THE REQUEST
Return the entries below in their exact form, leaving the pictures out.

(Excerpt from a dataset)
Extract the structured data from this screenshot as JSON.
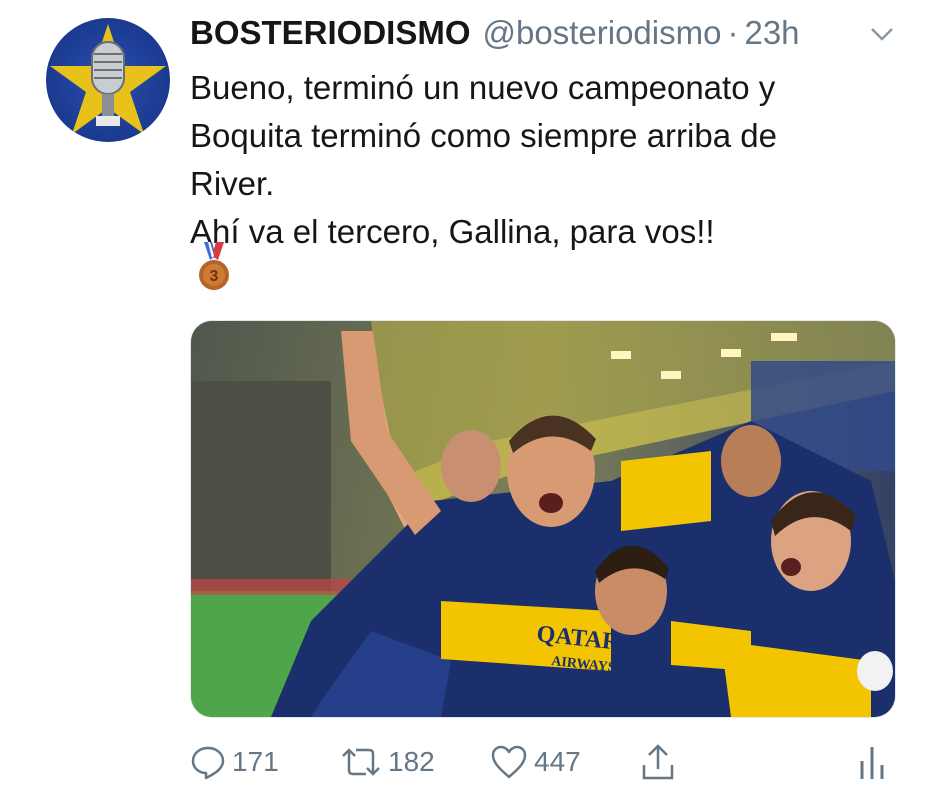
{
  "tweet": {
    "display_name": "BOSTERIODISMO",
    "handle": "@bosteriodismo",
    "separator": "·",
    "time": "23h",
    "text_lines": [
      "Bueno, terminó un nuevo campeonato y",
      "Boquita terminó como siempre arriba de",
      "River.",
      "Ahí va el tercero, Gallina, para vos!!"
    ],
    "medal_number": "3",
    "media": {
      "jersey_sponsor_1": "QATAR",
      "jersey_sponsor_2": "AIRWAYS"
    }
  },
  "actions": {
    "replies": "171",
    "retweets": "182",
    "likes": "447"
  },
  "colors": {
    "text": "#14171a",
    "secondary": "#657786",
    "boca_blue": "#1a2f6b",
    "boca_yellow": "#f2c500"
  },
  "icons": [
    "avatar-microphone-star",
    "more-chevron-icon",
    "medal-icon",
    "reply-icon",
    "retweet-icon",
    "like-icon",
    "share-icon",
    "analytics-icon"
  ]
}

ANSWER IN FULL
Extract the structured data from this screenshot as JSON.
{
  "tweet": {
    "display_name": "BOSTERIODISMO",
    "handle": "@bosteriodismo",
    "separator": "·",
    "time": "23h",
    "text_lines": [
      "Bueno, terminó un nuevo campeonato y",
      "Boquita terminó como siempre arriba de",
      "River.",
      "Ahí va el tercero, Gallina, para vos!!"
    ],
    "medal_number": "3",
    "media": {
      "jersey_sponsor_1": "QATAR",
      "jersey_sponsor_2": "AIRWAYS"
    }
  },
  "actions": {
    "replies": "171",
    "retweets": "182",
    "likes": "447"
  },
  "colors": {
    "text": "#14171a",
    "secondary": "#657786",
    "boca_blue": "#1a2f6b",
    "boca_yellow": "#f2c500"
  },
  "icons": [
    "avatar-microphone-star",
    "more-chevron-icon",
    "medal-icon",
    "reply-icon",
    "retweet-icon",
    "like-icon",
    "share-icon",
    "analytics-icon"
  ]
}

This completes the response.